------ DATA FOR THIS TASK

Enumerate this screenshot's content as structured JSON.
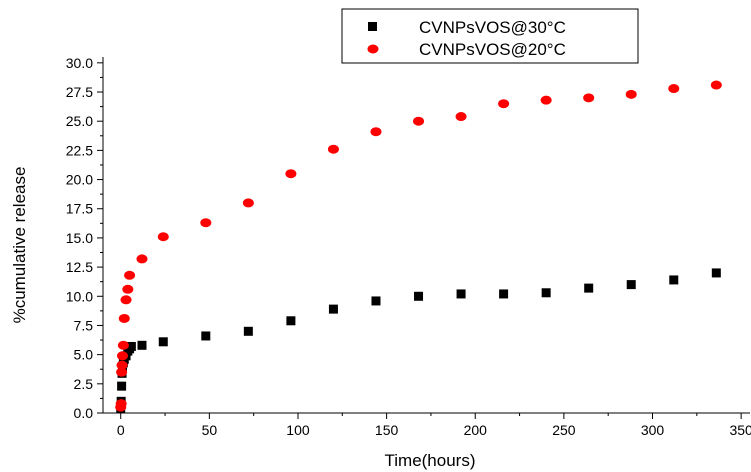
{
  "chart_data": {
    "type": "scatter",
    "xlabel": "Time(hours)",
    "ylabel": "%cumulative release",
    "xlim": [
      -10,
      355
    ],
    "ylim": [
      0,
      30.5
    ],
    "x_ticks": [
      "0",
      "50",
      "100",
      "150",
      "200",
      "250",
      "300",
      "350"
    ],
    "y_ticks": [
      "0.0",
      "2.5",
      "5.0",
      "7.5",
      "10.0",
      "12.5",
      "15.0",
      "17.5",
      "20.0",
      "22.5",
      "25.0",
      "27.5",
      "30.0"
    ],
    "grid": false,
    "legend_position": "top-right",
    "series": [
      {
        "name": "CVNPsVOS@30°C",
        "marker": "square",
        "color": "#000000",
        "points": [
          [
            0,
            0.4
          ],
          [
            0.25,
            1.0
          ],
          [
            0.5,
            2.3
          ],
          [
            0.75,
            3.4
          ],
          [
            1,
            4.0
          ],
          [
            1.5,
            4.3
          ],
          [
            2,
            4.6
          ],
          [
            3,
            4.9
          ],
          [
            4,
            5.3
          ],
          [
            5,
            5.5
          ],
          [
            6,
            5.7
          ],
          [
            12,
            5.8
          ],
          [
            24,
            6.1
          ],
          [
            48,
            6.6
          ],
          [
            72,
            7.0
          ],
          [
            96,
            7.9
          ],
          [
            120,
            8.9
          ],
          [
            144,
            9.6
          ],
          [
            168,
            10.0
          ],
          [
            192,
            10.2
          ],
          [
            216,
            10.2
          ],
          [
            240,
            10.3
          ],
          [
            264,
            10.7
          ],
          [
            288,
            11.0
          ],
          [
            312,
            11.4
          ],
          [
            336,
            12.0
          ]
        ]
      },
      {
        "name": "CVNPsVOS@20°C",
        "marker": "circle",
        "color": "#ff0000",
        "points": [
          [
            0,
            0.5
          ],
          [
            0.25,
            0.8
          ],
          [
            0.5,
            3.5
          ],
          [
            0.75,
            4.1
          ],
          [
            1,
            4.9
          ],
          [
            1.5,
            5.8
          ],
          [
            2,
            8.1
          ],
          [
            3,
            9.7
          ],
          [
            4,
            10.6
          ],
          [
            5,
            11.8
          ],
          [
            12,
            13.2
          ],
          [
            24,
            15.1
          ],
          [
            48,
            16.3
          ],
          [
            72,
            18.0
          ],
          [
            96,
            20.5
          ],
          [
            120,
            22.6
          ],
          [
            144,
            24.1
          ],
          [
            168,
            25.0
          ],
          [
            192,
            25.4
          ],
          [
            216,
            26.5
          ],
          [
            240,
            26.8
          ],
          [
            264,
            27.0
          ],
          [
            288,
            27.3
          ],
          [
            312,
            27.8
          ],
          [
            336,
            28.1
          ]
        ]
      }
    ]
  }
}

------------

## WHAT TO PRODUCE
Omit the pictures, and quote the material above exactly as given.

## CORRECT RESULT
Enumerate this screenshot's content as structured JSON.
{
  "chart_data": {
    "type": "scatter",
    "xlabel": "Time(hours)",
    "ylabel": "%cumulative release",
    "xlim": [
      -10,
      355
    ],
    "ylim": [
      0,
      30.5
    ],
    "x_ticks": [
      "0",
      "50",
      "100",
      "150",
      "200",
      "250",
      "300",
      "350"
    ],
    "y_ticks": [
      "0.0",
      "2.5",
      "5.0",
      "7.5",
      "10.0",
      "12.5",
      "15.0",
      "17.5",
      "20.0",
      "22.5",
      "25.0",
      "27.5",
      "30.0"
    ],
    "grid": false,
    "legend_position": "top-right",
    "series": [
      {
        "name": "CVNPsVOS@30°C",
        "marker": "square",
        "color": "#000000",
        "points": [
          [
            0,
            0.4
          ],
          [
            0.25,
            1.0
          ],
          [
            0.5,
            2.3
          ],
          [
            0.75,
            3.4
          ],
          [
            1,
            4.0
          ],
          [
            1.5,
            4.3
          ],
          [
            2,
            4.6
          ],
          [
            3,
            4.9
          ],
          [
            4,
            5.3
          ],
          [
            5,
            5.5
          ],
          [
            6,
            5.7
          ],
          [
            12,
            5.8
          ],
          [
            24,
            6.1
          ],
          [
            48,
            6.6
          ],
          [
            72,
            7.0
          ],
          [
            96,
            7.9
          ],
          [
            120,
            8.9
          ],
          [
            144,
            9.6
          ],
          [
            168,
            10.0
          ],
          [
            192,
            10.2
          ],
          [
            216,
            10.2
          ],
          [
            240,
            10.3
          ],
          [
            264,
            10.7
          ],
          [
            288,
            11.0
          ],
          [
            312,
            11.4
          ],
          [
            336,
            12.0
          ]
        ]
      },
      {
        "name": "CVNPsVOS@20°C",
        "marker": "circle",
        "color": "#ff0000",
        "points": [
          [
            0,
            0.5
          ],
          [
            0.25,
            0.8
          ],
          [
            0.5,
            3.5
          ],
          [
            0.75,
            4.1
          ],
          [
            1,
            4.9
          ],
          [
            1.5,
            5.8
          ],
          [
            2,
            8.1
          ],
          [
            3,
            9.7
          ],
          [
            4,
            10.6
          ],
          [
            5,
            11.8
          ],
          [
            12,
            13.2
          ],
          [
            24,
            15.1
          ],
          [
            48,
            16.3
          ],
          [
            72,
            18.0
          ],
          [
            96,
            20.5
          ],
          [
            120,
            22.6
          ],
          [
            144,
            24.1
          ],
          [
            168,
            25.0
          ],
          [
            192,
            25.4
          ],
          [
            216,
            26.5
          ],
          [
            240,
            26.8
          ],
          [
            264,
            27.0
          ],
          [
            288,
            27.3
          ],
          [
            312,
            27.8
          ],
          [
            336,
            28.1
          ]
        ]
      }
    ]
  }
}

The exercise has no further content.